*** DATASET CONTENT

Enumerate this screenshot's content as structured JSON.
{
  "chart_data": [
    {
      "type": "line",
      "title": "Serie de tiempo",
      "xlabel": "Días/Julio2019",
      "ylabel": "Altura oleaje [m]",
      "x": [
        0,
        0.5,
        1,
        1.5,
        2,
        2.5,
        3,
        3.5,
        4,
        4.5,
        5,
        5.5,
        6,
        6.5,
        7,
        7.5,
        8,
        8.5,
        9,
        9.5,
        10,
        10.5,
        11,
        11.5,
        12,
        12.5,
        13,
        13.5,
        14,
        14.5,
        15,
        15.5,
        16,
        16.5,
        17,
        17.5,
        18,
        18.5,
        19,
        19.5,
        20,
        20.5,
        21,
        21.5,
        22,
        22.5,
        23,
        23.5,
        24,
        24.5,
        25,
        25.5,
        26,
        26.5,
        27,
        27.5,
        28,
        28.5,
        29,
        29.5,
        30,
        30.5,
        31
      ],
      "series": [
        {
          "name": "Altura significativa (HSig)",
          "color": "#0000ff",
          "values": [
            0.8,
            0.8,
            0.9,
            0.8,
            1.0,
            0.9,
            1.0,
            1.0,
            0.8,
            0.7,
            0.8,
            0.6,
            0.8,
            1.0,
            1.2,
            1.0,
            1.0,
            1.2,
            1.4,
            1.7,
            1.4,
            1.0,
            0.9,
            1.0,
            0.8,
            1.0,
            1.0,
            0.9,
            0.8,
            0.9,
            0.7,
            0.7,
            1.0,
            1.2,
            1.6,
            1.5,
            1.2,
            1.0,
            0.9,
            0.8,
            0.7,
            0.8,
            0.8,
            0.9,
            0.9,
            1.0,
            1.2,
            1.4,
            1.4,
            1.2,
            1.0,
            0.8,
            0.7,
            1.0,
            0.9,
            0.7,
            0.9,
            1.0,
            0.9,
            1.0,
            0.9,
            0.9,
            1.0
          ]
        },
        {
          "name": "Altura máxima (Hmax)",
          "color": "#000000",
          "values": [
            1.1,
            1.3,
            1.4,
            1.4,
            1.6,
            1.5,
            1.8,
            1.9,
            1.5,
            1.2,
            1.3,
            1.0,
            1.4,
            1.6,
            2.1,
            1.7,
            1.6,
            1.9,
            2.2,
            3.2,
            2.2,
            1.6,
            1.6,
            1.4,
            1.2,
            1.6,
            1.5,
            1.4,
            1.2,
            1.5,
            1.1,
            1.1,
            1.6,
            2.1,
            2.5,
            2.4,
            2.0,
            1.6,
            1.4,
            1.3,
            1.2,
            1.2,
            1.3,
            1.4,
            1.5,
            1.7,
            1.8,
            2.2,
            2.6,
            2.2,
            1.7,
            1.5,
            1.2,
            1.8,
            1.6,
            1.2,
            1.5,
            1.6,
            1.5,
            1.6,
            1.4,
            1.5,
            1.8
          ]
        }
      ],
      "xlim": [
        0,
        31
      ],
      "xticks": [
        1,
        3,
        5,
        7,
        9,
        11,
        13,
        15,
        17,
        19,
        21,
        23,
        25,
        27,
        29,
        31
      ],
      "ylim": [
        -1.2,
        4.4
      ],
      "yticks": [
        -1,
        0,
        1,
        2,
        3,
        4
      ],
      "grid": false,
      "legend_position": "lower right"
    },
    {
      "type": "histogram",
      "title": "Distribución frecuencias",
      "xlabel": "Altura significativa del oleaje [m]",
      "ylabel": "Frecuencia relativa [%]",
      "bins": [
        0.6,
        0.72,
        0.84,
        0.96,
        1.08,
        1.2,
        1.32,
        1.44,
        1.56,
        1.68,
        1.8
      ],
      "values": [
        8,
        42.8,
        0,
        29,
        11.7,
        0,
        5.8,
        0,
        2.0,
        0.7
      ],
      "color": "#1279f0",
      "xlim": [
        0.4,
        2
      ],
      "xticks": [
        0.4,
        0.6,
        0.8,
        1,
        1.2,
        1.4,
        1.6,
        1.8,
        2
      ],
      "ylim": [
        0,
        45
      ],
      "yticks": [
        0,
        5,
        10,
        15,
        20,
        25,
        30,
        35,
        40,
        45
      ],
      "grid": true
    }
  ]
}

******

## WRITTEN EXERCISE
Using the entries above, state how many lines include the word "significativa", with no other words.

## RESPONSE FOR THIS EXERCISE
2